Reproduce the following lines without any changes, omitting the pictures from your answer.
## START Extracted records
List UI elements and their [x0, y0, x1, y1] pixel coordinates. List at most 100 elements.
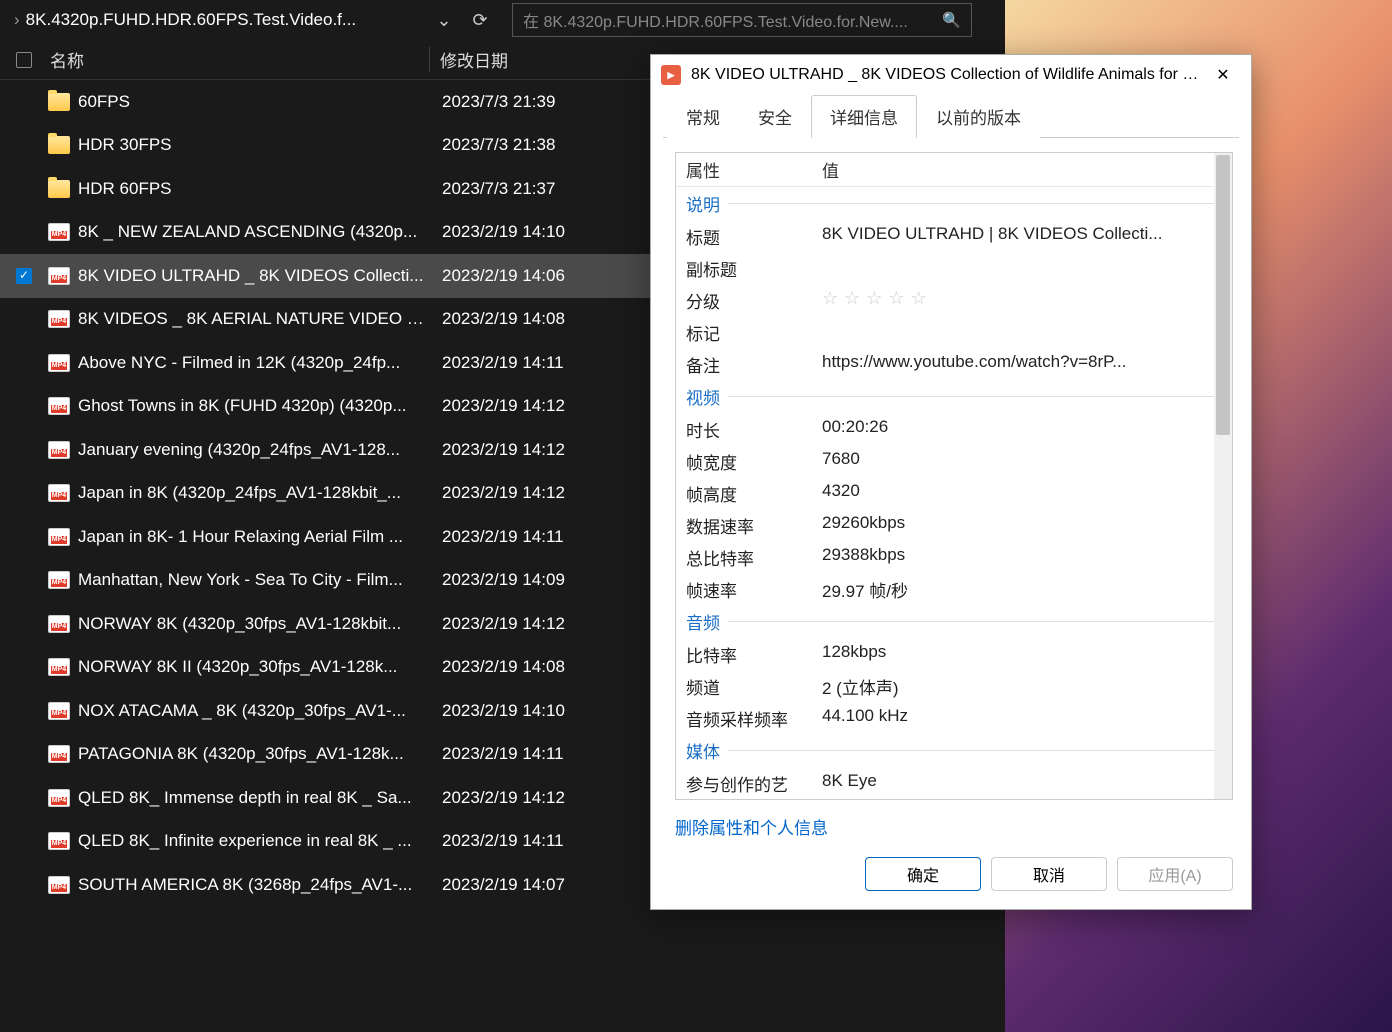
file-date: 2023/2/19 14:12: [432, 483, 642, 503]
file-name: HDR 30FPS: [78, 135, 432, 155]
folder-icon: [48, 136, 70, 154]
details-panel: 属性 值 说明 标题8K VIDEO ULTRAHD | 8K VIDEOS C…: [675, 152, 1233, 800]
dropdown-icon[interactable]: ⌄: [426, 4, 462, 36]
file-name: Japan in 8K- 1 Hour Relaxing Aerial Film…: [78, 527, 432, 547]
file-date: 2023/2/19 14:12: [432, 396, 642, 416]
prop-frame-rate[interactable]: 帧速率29.97 帧/秒: [676, 573, 1232, 605]
file-date: 2023/2/19 14:10: [432, 222, 642, 242]
section-audio: 音频: [676, 605, 1232, 638]
file-date: 2023/2/19 14:11: [432, 527, 642, 547]
file-date: 2023/2/19 14:12: [432, 614, 642, 634]
mp4-icon: MP4: [48, 615, 70, 633]
search-input[interactable]: 在 8K.4320p.FUHD.HDR.60FPS.Test.Video.for…: [512, 3, 972, 37]
dialog-title: 8K VIDEO ULTRAHD _ 8K VIDEOS Collection …: [691, 66, 1201, 84]
prop-title[interactable]: 标题8K VIDEO ULTRAHD | 8K VIDEOS Collecti.…: [676, 220, 1232, 252]
mp4-icon: MP4: [48, 832, 70, 850]
remove-properties-link[interactable]: 删除属性和个人信息: [651, 800, 1251, 839]
mp4-icon: MP4: [48, 223, 70, 241]
mp4-icon: MP4: [48, 397, 70, 415]
scrollbar[interactable]: [1214, 153, 1232, 799]
file-name: QLED 8K_ Immense depth in real 8K _ Sa..…: [78, 788, 432, 808]
mp4-icon: MP4: [48, 310, 70, 328]
file-name: NORWAY 8K II (4320p_30fps_AV1-128k...: [78, 657, 432, 677]
details-header: 属性 值: [676, 153, 1232, 187]
column-date[interactable]: 修改日期: [430, 47, 640, 72]
tab-general[interactable]: 常规: [667, 95, 739, 138]
file-date: 2023/2/19 14:11: [432, 744, 642, 764]
file-date: 2023/7/3 21:38: [432, 135, 642, 155]
refresh-icon[interactable]: ⟳: [462, 4, 498, 36]
mp4-icon: MP4: [48, 441, 70, 459]
apply-button[interactable]: 应用(A): [1117, 857, 1233, 891]
prop-subtitle[interactable]: 副标题: [676, 252, 1232, 284]
header-value: 值: [812, 153, 1232, 186]
file-name: Japan in 8K (4320p_24fps_AV1-128kbit_...: [78, 483, 432, 503]
file-name: 8K VIDEOS _ 8K AERIAL NATURE VIDEO F...: [78, 309, 432, 329]
file-name: HDR 60FPS: [78, 179, 432, 199]
scrollbar-thumb[interactable]: [1216, 155, 1230, 435]
file-type-icon: ▶: [661, 65, 681, 85]
address-bar[interactable]: › 8K.4320p.FUHD.HDR.60FPS.Test.Video.f..…: [6, 4, 506, 36]
section-media: 媒体: [676, 734, 1232, 767]
prop-audio-bitrate[interactable]: 比特率128kbps: [676, 638, 1232, 670]
prop-frame-height[interactable]: 帧高度4320: [676, 477, 1232, 509]
prop-tags[interactable]: 标记: [676, 316, 1232, 348]
file-name: PATAGONIA 8K (4320p_30fps_AV1-128k...: [78, 744, 432, 764]
mp4-icon: MP4: [48, 702, 70, 720]
file-date: 2023/2/19 14:12: [432, 440, 642, 460]
file-name: 60FPS: [78, 92, 432, 112]
file-date: 2023/2/19 14:06: [432, 266, 642, 286]
file-name: Ghost Towns in 8K (FUHD 4320p) (4320p...: [78, 396, 432, 416]
properties-dialog: ▶ 8K VIDEO ULTRAHD _ 8K VIDEOS Collectio…: [650, 54, 1252, 910]
mp4-icon: MP4: [48, 789, 70, 807]
file-name: NOX ATACAMA _ 8K (4320p_30fps_AV1-...: [78, 701, 432, 721]
prop-artist[interactable]: 参与创作的艺术家8K Eye: [676, 767, 1232, 800]
ok-button[interactable]: 确定: [865, 857, 981, 891]
column-name[interactable]: 名称: [48, 47, 430, 72]
tab-security[interactable]: 安全: [739, 95, 811, 138]
mp4-icon: MP4: [48, 354, 70, 372]
prop-comment[interactable]: 备注https://www.youtube.com/watch?v=8rP...: [676, 348, 1232, 380]
mp4-icon: MP4: [48, 267, 70, 285]
search-icon[interactable]: 🔍: [942, 11, 961, 29]
file-name: 8K VIDEO ULTRAHD _ 8K VIDEOS Collecti...: [78, 266, 432, 286]
file-date: 2023/2/19 14:09: [432, 570, 642, 590]
file-name: Above NYC - Filmed in 12K (4320p_24fp...: [78, 353, 432, 373]
mp4-icon: MP4: [48, 658, 70, 676]
file-name: January evening (4320p_24fps_AV1-128...: [78, 440, 432, 460]
prop-sample-rate[interactable]: 音频采样频率44.100 kHz: [676, 702, 1232, 734]
prop-channels[interactable]: 频道2 (立体声): [676, 670, 1232, 702]
tab-previous[interactable]: 以前的版本: [917, 95, 1040, 138]
prop-rating[interactable]: 分级☆☆☆☆☆: [676, 284, 1232, 316]
file-name: NORWAY 8K (4320p_30fps_AV1-128kbit...: [78, 614, 432, 634]
dialog-titlebar[interactable]: ▶ 8K VIDEO ULTRAHD _ 8K VIDEOS Collectio…: [651, 55, 1251, 95]
file-date: 2023/2/19 14:08: [432, 657, 642, 677]
row-checkbox[interactable]: ✓: [0, 268, 48, 284]
prop-data-rate[interactable]: 数据速率29260kbps: [676, 509, 1232, 541]
folder-icon: [48, 180, 70, 198]
dialog-buttons: 确定 取消 应用(A): [651, 839, 1251, 909]
mp4-icon: MP4: [48, 876, 70, 894]
header-checkbox[interactable]: [0, 52, 48, 68]
prop-frame-width[interactable]: 帧宽度7680: [676, 445, 1232, 477]
address-text: 8K.4320p.FUHD.HDR.60FPS.Test.Video.f...: [26, 10, 426, 30]
close-button[interactable]: ✕: [1201, 59, 1245, 91]
file-date: 2023/2/19 14:12: [432, 788, 642, 808]
mp4-icon: MP4: [48, 484, 70, 502]
mp4-icon: MP4: [48, 745, 70, 763]
prop-total-bitrate[interactable]: 总比特率29388kbps: [676, 541, 1232, 573]
tab-details[interactable]: 详细信息: [811, 95, 917, 138]
file-name: Manhattan, New York - Sea To City - Film…: [78, 570, 432, 590]
file-date: 2023/2/19 14:11: [432, 831, 642, 851]
file-date: 2023/7/3 21:39: [432, 92, 642, 112]
file-name: SOUTH AMERICA 8K (3268p_24fps_AV1-...: [78, 875, 432, 895]
star-icons[interactable]: ☆☆☆☆☆: [822, 288, 933, 308]
cancel-button[interactable]: 取消: [991, 857, 1107, 891]
prop-duration[interactable]: 时长00:20:26: [676, 413, 1232, 445]
header-property: 属性: [676, 153, 812, 186]
folder-icon: [48, 93, 70, 111]
file-date: 2023/2/19 14:07: [432, 875, 642, 895]
dialog-tabs: 常规 安全 详细信息 以前的版本: [651, 95, 1251, 138]
file-date: 2023/2/19 14:10: [432, 701, 642, 721]
file-date: 2023/2/19 14:08: [432, 309, 642, 329]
## END Extracted records
• **Written answer**:
List UI elements and their [x0, y0, x1, y1] pixel coordinates. List at most 100 elements.
file-date: 2023/2/19 14:12: [432, 483, 642, 503]
file-name: HDR 30FPS: [78, 135, 432, 155]
folder-icon: [48, 136, 70, 154]
details-panel: 属性 值 说明 标题8K VIDEO ULTRAHD | 8K VIDEOS C…: [675, 152, 1233, 800]
dropdown-icon[interactable]: ⌄: [426, 4, 462, 36]
file-name: Japan in 8K- 1 Hour Relaxing Aerial Film…: [78, 527, 432, 547]
file-date: 2023/2/19 14:12: [432, 396, 642, 416]
prop-frame-rate[interactable]: 帧速率29.97 帧/秒: [676, 573, 1232, 605]
file-date: 2023/2/19 14:10: [432, 222, 642, 242]
section-audio: 音频: [676, 605, 1232, 638]
file-date: 2023/2/19 14:11: [432, 527, 642, 547]
file-date: 2023/2/19 14:12: [432, 614, 642, 634]
mp4-icon: MP4: [48, 615, 70, 633]
search-input[interactable]: 在 8K.4320p.FUHD.HDR.60FPS.Test.Video.for…: [512, 3, 972, 37]
dialog-title: 8K VIDEO ULTRAHD _ 8K VIDEOS Collection …: [691, 66, 1201, 84]
prop-title[interactable]: 标题8K VIDEO ULTRAHD | 8K VIDEOS Collecti.…: [676, 220, 1232, 252]
mp4-icon: MP4: [48, 832, 70, 850]
remove-properties-link[interactable]: 删除属性和个人信息: [651, 800, 1251, 839]
mp4-icon: MP4: [48, 223, 70, 241]
mp4-icon: MP4: [48, 397, 70, 415]
scrollbar[interactable]: [1214, 153, 1232, 799]
file-name: QLED 8K_ Immense depth in real 8K _ Sa..…: [78, 788, 432, 808]
mp4-icon: MP4: [48, 310, 70, 328]
file-name: NORWAY 8K II (4320p_30fps_AV1-128k...: [78, 657, 432, 677]
details-header: 属性 值: [676, 153, 1232, 187]
column-date[interactable]: 修改日期: [430, 47, 640, 72]
tab-general[interactable]: 常规: [667, 95, 739, 138]
file-date: 2023/2/19 14:11: [432, 744, 642, 764]
file-date: 2023/7/3 21:38: [432, 135, 642, 155]
refresh-icon[interactable]: ⟳: [462, 4, 498, 36]
mp4-icon: MP4: [48, 441, 70, 459]
apply-button[interactable]: 应用(A): [1117, 857, 1233, 891]
prop-subtitle[interactable]: 副标题: [676, 252, 1232, 284]
header-value: 值: [812, 153, 1232, 186]
file-name: Japan in 8K (4320p_24fps_AV1-128kbit_...: [78, 483, 432, 503]
file-name: 8K VIDEOS _ 8K AERIAL NATURE VIDEO F...: [78, 309, 432, 329]
file-name: HDR 60FPS: [78, 179, 432, 199]
scrollbar-thumb[interactable]: [1216, 155, 1230, 435]
file-type-icon: ▶: [661, 65, 681, 85]
address-bar[interactable]: › 8K.4320p.FUHD.HDR.60FPS.Test.Video.f..…: [6, 4, 506, 36]
section-media: 媒体: [676, 734, 1232, 767]
prop-audio-bitrate[interactable]: 比特率128kbps: [676, 638, 1232, 670]
prop-frame-height[interactable]: 帧高度4320: [676, 477, 1232, 509]
prop-tags[interactable]: 标记: [676, 316, 1232, 348]
file-name: PATAGONIA 8K (4320p_30fps_AV1-128k...: [78, 744, 432, 764]
mp4-icon: MP4: [48, 702, 70, 720]
file-date: 2023/2/19 14:12: [432, 440, 642, 460]
file-name: 60FPS: [78, 92, 432, 112]
file-date: 2023/2/19 14:06: [432, 266, 642, 286]
file-name: Ghost Towns in 8K (FUHD 4320p) (4320p...: [78, 396, 432, 416]
properties-dialog: ▶ 8K VIDEO ULTRAHD _ 8K VIDEOS Collectio…: [650, 54, 1252, 910]
mp4-icon: MP4: [48, 789, 70, 807]
file-name: NOX ATACAMA _ 8K (4320p_30fps_AV1-...: [78, 701, 432, 721]
prop-artist[interactable]: 参与创作的艺术家8K Eye: [676, 767, 1232, 800]
ok-button[interactable]: 确定: [865, 857, 981, 891]
column-name[interactable]: 名称: [48, 47, 430, 72]
tab-security[interactable]: 安全: [739, 95, 811, 138]
mp4-icon: MP4: [48, 354, 70, 372]
prop-comment[interactable]: 备注https://www.youtube.com/watch?v=8rP...: [676, 348, 1232, 380]
mp4-icon: MP4: [48, 267, 70, 285]
search-icon[interactable]: 🔍: [942, 11, 961, 29]
file-name: 8K VIDEO ULTRAHD _ 8K VIDEOS Collecti...: [78, 266, 432, 286]
file-date: 2023/2/19 14:09: [432, 570, 642, 590]
file-name: Above NYC - Filmed in 12K (4320p_24fp...: [78, 353, 432, 373]
mp4-icon: MP4: [48, 658, 70, 676]
file-name: January evening (4320p_24fps_AV1-128...: [78, 440, 432, 460]
prop-sample-rate[interactable]: 音频采样频率44.100 kHz: [676, 702, 1232, 734]
prop-channels[interactable]: 频道2 (立体声): [676, 670, 1232, 702]
tab-previous[interactable]: 以前的版本: [917, 95, 1040, 138]
prop-rating[interactable]: 分级☆☆☆☆☆: [676, 284, 1232, 316]
file-name: NORWAY 8K (4320p_30fps_AV1-128kbit...: [78, 614, 432, 634]
dialog-titlebar[interactable]: ▶ 8K VIDEO ULTRAHD _ 8K VIDEOS Collectio…: [651, 55, 1251, 95]
file-date: 2023/2/19 14:08: [432, 657, 642, 677]
row-checkbox[interactable]: ✓: [0, 268, 48, 284]
prop-data-rate[interactable]: 数据速率29260kbps: [676, 509, 1232, 541]
folder-icon: [48, 180, 70, 198]
dialog-buttons: 确定 取消 应用(A): [651, 839, 1251, 909]
mp4-icon: MP4: [48, 876, 70, 894]
header-checkbox[interactable]: [0, 52, 48, 68]
prop-frame-width[interactable]: 帧宽度7680: [676, 445, 1232, 477]
address-text: 8K.4320p.FUHD.HDR.60FPS.Test.Video.f...: [26, 10, 426, 30]
close-button[interactable]: ✕: [1201, 59, 1245, 91]
file-date: 2023/2/19 14:12: [432, 788, 642, 808]
mp4-icon: MP4: [48, 484, 70, 502]
mp4-icon: MP4: [48, 745, 70, 763]
prop-total-bitrate[interactable]: 总比特率29388kbps: [676, 541, 1232, 573]
tab-details[interactable]: 详细信息: [811, 95, 917, 138]
file-name: Manhattan, New York - Sea To City - Film…: [78, 570, 432, 590]
file-date: 2023/2/19 14:11: [432, 831, 642, 851]
file-date: 2023/7/3 21:39: [432, 92, 642, 112]
file-name: SOUTH AMERICA 8K (3268p_24fps_AV1-...: [78, 875, 432, 895]
star-icons[interactable]: ☆☆☆☆☆: [822, 288, 933, 308]
cancel-button[interactable]: 取消: [991, 857, 1107, 891]
prop-duration[interactable]: 时长00:20:26: [676, 413, 1232, 445]
header-property: 属性: [676, 153, 812, 186]
folder-icon: [48, 93, 70, 111]
file-date: 2023/2/19 14:07: [432, 875, 642, 895]
dialog-tabs: 常规 安全 详细信息 以前的版本: [651, 95, 1251, 138]
file-date: 2023/2/19 14:10: [432, 701, 642, 721]
file-date: 2023/2/19 14:08: [432, 309, 642, 329]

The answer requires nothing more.